Record list:
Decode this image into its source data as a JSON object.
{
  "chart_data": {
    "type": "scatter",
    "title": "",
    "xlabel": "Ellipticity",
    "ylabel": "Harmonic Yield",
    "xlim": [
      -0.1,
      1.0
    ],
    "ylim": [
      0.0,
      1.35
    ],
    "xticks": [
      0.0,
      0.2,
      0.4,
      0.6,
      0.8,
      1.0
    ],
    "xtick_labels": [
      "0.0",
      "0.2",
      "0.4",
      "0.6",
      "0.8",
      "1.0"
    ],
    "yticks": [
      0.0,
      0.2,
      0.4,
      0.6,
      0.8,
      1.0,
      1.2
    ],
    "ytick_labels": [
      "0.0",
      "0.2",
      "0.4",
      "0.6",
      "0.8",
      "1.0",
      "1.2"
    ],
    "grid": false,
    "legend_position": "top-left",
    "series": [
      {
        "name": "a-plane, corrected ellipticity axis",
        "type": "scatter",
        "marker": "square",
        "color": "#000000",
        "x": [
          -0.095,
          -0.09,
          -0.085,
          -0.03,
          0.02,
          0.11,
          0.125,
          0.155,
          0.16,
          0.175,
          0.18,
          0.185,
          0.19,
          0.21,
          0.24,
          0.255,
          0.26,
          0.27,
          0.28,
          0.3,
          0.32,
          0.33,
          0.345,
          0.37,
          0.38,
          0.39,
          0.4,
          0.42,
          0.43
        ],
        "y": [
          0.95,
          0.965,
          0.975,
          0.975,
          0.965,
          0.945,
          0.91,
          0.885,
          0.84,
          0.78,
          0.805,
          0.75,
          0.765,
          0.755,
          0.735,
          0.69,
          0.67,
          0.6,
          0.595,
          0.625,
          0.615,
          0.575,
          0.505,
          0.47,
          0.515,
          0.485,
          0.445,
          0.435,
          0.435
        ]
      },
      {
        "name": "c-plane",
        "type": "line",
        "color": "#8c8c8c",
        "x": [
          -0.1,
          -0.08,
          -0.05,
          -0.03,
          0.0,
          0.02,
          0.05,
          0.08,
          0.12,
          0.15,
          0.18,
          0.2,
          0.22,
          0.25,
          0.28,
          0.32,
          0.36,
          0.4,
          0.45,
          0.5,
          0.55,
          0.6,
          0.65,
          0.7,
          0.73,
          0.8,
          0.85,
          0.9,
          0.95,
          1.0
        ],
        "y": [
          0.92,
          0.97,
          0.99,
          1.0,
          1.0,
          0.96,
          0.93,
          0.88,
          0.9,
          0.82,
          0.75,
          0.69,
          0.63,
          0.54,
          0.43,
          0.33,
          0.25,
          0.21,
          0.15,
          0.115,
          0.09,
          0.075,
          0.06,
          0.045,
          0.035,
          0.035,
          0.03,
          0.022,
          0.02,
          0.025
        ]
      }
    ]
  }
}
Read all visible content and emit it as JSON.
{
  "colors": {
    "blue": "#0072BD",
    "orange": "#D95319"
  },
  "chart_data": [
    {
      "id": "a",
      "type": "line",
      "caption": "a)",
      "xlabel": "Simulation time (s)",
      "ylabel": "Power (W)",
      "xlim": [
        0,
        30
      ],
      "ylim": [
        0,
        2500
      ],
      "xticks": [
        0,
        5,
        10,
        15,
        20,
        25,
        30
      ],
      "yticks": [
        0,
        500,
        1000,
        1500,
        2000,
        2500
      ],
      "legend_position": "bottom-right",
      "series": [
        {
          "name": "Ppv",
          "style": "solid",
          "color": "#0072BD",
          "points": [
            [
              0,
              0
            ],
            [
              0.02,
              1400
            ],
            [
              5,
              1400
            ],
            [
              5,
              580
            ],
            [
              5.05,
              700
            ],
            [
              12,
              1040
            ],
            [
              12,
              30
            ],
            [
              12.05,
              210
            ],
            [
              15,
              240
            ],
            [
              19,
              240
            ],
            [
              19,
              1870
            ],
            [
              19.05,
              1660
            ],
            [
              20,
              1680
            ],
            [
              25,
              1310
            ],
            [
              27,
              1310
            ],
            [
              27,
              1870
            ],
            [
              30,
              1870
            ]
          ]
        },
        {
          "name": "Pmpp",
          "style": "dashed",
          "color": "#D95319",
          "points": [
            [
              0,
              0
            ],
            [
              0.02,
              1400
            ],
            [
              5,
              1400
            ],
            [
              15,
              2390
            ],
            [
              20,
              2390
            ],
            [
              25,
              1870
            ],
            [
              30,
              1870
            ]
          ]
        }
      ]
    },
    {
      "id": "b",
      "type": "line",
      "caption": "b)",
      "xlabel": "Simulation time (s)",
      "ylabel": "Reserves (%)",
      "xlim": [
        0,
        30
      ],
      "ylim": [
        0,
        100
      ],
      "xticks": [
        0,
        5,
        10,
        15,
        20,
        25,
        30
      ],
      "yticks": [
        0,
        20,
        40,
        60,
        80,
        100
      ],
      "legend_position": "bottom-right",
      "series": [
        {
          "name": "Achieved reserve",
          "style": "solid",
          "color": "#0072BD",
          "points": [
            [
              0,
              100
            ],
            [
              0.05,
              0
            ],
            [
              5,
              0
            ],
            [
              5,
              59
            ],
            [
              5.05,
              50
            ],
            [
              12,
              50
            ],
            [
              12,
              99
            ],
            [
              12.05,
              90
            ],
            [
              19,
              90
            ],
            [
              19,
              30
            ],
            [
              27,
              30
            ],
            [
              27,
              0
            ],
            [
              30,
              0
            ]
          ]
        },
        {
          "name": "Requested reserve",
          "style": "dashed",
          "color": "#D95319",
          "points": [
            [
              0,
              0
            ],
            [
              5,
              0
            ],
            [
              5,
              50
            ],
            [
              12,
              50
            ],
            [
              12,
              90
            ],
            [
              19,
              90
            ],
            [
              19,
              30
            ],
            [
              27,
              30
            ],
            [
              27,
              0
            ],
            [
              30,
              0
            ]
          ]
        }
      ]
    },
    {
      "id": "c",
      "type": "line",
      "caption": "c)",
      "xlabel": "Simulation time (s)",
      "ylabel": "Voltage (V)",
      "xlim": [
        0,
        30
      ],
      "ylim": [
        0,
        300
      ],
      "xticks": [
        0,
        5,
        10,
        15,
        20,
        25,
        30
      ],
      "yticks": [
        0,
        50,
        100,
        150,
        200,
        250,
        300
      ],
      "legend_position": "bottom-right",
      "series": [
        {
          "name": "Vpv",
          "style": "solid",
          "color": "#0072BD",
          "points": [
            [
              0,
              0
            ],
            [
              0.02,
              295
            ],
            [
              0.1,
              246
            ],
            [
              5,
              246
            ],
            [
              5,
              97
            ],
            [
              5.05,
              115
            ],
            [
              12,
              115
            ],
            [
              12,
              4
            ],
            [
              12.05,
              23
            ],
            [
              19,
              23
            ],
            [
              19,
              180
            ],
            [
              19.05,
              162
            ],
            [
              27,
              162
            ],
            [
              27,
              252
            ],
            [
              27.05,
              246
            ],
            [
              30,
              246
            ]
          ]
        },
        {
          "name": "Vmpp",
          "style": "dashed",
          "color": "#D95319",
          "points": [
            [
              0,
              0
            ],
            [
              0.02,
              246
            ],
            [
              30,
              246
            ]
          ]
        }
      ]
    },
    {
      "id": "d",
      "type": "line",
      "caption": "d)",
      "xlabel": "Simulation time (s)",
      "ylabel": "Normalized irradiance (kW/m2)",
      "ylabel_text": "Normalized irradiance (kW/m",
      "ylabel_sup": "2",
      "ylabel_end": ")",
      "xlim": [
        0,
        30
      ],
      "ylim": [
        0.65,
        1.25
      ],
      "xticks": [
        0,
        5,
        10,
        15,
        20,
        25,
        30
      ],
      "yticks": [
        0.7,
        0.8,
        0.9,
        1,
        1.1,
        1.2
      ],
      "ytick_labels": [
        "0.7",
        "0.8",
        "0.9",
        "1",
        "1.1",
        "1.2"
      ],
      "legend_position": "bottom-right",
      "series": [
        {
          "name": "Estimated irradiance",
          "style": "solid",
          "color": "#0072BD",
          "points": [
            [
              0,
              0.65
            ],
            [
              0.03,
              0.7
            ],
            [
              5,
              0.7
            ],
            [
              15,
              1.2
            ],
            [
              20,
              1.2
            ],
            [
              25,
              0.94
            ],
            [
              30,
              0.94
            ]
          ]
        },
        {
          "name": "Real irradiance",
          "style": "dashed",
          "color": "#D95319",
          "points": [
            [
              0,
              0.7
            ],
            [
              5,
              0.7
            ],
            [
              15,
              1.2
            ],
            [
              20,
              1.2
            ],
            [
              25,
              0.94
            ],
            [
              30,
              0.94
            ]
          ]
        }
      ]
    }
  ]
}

Goal: In the entries above, find each line with the word "JSON" and show it.

Answer for the task:
Decode this image into its source data as a JSON object.
Read all visible content and emit it as JSON.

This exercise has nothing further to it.